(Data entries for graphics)
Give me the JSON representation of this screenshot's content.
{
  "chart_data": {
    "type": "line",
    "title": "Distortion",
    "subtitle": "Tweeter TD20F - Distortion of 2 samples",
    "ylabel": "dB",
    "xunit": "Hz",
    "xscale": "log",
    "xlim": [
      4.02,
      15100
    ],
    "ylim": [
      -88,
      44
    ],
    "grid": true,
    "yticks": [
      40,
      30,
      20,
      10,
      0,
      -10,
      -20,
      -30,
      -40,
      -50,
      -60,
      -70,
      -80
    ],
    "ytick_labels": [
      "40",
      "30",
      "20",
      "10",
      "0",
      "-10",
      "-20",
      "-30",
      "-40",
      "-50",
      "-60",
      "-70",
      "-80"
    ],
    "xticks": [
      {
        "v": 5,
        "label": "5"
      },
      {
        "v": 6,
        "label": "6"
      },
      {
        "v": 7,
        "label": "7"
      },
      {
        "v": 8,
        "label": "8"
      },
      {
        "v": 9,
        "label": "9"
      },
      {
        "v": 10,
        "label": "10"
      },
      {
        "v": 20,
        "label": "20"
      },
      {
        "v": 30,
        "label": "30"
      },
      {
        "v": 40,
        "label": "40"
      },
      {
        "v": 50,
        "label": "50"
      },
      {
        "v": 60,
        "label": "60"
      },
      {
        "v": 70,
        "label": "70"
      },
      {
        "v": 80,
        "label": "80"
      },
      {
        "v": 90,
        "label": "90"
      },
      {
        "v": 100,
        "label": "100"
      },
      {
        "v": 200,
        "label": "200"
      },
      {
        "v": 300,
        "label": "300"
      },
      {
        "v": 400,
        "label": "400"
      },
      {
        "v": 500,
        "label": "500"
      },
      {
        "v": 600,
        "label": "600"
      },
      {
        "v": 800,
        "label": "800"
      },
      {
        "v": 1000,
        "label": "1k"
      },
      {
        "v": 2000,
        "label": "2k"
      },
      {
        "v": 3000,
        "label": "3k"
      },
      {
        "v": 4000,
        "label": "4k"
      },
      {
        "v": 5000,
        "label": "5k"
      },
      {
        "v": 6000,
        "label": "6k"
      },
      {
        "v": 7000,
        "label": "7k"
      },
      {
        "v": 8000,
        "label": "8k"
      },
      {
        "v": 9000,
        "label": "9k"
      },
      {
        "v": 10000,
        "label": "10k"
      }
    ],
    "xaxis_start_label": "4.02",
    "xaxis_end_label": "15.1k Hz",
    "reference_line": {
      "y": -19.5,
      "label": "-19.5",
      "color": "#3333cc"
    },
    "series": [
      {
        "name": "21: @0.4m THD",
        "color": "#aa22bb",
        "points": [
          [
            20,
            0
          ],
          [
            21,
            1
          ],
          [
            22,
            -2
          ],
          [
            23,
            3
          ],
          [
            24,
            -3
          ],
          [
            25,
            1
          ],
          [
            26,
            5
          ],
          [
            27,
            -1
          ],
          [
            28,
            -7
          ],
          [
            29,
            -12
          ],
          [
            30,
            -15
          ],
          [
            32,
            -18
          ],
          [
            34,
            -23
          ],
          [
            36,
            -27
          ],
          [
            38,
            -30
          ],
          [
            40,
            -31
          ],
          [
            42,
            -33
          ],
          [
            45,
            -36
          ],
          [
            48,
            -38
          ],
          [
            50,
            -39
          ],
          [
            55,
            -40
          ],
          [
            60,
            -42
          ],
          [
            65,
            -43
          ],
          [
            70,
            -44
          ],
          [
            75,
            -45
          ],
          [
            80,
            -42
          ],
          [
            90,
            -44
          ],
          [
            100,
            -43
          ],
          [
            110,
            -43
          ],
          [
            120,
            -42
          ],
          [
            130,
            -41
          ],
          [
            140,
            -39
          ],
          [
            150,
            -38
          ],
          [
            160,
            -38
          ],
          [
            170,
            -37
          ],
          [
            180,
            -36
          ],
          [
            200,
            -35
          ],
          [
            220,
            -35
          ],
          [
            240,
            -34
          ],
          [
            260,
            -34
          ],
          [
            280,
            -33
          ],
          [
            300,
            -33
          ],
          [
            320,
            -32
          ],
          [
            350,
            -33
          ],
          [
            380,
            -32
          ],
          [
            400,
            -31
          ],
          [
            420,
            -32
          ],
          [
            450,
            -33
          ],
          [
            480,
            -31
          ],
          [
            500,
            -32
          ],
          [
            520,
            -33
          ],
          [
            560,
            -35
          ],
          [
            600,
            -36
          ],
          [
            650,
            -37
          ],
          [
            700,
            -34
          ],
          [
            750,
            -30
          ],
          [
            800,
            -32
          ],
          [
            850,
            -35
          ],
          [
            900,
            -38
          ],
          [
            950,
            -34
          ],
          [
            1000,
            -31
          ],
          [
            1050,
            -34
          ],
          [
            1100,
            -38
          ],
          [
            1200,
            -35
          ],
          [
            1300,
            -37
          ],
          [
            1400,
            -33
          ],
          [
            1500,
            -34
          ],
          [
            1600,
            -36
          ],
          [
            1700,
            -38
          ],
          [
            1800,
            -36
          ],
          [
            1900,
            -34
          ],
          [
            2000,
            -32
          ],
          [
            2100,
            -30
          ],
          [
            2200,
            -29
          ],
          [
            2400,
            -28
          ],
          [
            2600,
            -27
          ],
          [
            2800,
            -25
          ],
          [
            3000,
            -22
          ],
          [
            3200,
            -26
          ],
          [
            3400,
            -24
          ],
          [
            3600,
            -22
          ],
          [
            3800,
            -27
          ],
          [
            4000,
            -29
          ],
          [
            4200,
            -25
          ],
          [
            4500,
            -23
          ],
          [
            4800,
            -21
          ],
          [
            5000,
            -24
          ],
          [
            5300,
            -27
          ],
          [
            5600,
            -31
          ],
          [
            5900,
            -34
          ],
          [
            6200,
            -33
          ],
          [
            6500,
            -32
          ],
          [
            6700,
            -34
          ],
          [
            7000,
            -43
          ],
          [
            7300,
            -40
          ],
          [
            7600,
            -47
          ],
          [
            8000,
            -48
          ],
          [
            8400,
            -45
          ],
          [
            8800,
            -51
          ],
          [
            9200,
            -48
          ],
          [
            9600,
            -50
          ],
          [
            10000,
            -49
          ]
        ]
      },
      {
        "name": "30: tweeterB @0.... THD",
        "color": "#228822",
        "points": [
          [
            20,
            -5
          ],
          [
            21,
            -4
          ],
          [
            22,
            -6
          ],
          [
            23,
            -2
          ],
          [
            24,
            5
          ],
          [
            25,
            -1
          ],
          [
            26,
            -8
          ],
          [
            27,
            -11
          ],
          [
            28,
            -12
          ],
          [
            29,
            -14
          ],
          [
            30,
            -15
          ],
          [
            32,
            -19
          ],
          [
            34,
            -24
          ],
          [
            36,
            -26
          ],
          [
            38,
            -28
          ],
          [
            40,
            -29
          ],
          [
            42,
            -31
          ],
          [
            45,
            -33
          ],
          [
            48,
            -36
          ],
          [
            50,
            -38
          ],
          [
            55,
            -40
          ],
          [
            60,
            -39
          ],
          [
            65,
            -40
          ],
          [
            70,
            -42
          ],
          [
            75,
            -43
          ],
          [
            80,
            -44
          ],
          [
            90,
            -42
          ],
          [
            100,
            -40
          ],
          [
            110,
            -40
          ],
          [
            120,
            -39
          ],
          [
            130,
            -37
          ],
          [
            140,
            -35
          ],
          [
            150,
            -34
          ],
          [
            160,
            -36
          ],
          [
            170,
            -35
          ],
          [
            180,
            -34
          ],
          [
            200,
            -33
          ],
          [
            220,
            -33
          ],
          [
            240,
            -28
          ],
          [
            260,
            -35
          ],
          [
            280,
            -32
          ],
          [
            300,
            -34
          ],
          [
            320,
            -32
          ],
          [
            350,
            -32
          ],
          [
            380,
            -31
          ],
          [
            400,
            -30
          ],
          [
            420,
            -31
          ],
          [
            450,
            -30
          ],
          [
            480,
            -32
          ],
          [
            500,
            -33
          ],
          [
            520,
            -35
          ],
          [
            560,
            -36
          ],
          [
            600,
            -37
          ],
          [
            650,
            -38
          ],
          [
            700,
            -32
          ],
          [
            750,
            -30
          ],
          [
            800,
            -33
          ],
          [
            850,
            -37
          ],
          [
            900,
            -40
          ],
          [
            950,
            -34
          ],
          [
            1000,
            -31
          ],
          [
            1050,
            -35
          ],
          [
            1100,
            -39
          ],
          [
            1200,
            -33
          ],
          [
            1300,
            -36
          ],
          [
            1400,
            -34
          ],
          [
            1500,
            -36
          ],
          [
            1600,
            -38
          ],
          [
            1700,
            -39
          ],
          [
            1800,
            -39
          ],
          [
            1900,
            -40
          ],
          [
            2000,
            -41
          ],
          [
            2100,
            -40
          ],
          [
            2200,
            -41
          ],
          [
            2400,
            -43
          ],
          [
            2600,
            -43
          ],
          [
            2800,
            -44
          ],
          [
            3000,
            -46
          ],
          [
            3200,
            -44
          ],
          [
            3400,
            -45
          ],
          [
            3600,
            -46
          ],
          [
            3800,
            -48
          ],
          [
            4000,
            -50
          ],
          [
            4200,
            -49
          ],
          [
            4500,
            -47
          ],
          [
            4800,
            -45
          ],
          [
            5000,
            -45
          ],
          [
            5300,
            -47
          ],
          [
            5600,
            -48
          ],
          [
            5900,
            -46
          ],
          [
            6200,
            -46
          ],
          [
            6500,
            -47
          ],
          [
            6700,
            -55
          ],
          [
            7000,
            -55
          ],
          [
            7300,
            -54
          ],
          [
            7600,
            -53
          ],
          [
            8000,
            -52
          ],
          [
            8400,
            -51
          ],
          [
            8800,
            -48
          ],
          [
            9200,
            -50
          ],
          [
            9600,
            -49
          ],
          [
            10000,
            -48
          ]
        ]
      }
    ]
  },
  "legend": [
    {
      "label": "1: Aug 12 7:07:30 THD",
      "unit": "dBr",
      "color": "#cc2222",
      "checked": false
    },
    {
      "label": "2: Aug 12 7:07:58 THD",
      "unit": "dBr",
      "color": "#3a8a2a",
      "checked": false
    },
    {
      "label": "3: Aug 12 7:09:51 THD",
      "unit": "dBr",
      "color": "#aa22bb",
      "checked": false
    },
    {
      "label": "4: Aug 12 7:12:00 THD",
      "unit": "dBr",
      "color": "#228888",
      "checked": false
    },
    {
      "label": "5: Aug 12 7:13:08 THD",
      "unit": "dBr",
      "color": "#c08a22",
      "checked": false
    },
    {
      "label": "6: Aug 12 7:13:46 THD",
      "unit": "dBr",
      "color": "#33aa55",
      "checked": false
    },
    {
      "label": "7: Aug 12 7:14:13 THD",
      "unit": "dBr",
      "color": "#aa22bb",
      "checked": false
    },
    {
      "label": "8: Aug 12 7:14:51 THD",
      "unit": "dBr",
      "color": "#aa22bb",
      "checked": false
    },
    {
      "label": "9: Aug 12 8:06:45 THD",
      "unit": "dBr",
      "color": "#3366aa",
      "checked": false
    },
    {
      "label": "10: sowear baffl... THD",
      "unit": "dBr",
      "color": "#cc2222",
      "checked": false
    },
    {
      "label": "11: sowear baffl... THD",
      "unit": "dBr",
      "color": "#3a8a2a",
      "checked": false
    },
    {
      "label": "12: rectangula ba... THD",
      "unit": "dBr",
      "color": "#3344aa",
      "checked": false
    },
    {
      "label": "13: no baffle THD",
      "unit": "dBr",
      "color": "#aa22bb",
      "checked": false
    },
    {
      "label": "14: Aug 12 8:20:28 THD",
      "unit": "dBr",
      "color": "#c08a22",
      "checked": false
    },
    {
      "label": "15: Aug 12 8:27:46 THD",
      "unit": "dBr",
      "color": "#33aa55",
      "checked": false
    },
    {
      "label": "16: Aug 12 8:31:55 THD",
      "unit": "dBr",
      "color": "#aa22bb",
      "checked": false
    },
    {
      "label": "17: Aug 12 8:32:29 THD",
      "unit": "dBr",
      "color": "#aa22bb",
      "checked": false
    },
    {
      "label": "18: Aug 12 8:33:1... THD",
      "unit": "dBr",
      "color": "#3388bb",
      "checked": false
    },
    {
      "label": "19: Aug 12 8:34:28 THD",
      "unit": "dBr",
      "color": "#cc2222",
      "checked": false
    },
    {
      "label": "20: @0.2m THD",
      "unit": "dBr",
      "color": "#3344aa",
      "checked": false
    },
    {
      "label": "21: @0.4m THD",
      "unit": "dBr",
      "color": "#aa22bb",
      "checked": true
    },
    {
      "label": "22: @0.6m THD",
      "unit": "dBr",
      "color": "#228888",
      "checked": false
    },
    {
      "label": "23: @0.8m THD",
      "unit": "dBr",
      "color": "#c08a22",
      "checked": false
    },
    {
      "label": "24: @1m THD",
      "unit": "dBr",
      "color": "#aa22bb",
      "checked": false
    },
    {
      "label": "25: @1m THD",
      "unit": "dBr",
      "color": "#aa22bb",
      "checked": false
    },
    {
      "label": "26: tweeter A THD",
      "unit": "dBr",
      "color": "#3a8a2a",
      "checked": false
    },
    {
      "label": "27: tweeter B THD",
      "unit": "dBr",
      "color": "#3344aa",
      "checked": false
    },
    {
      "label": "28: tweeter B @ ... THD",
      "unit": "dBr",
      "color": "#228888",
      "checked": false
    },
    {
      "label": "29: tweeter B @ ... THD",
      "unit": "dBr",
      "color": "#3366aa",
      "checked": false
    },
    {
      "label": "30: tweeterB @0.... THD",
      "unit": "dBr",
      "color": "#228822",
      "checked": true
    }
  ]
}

> [Task]:
The word "tweeterB" may appear on some lines of these records; state how many such lines there are, and nothing else.

> [Response for this exercise]:
2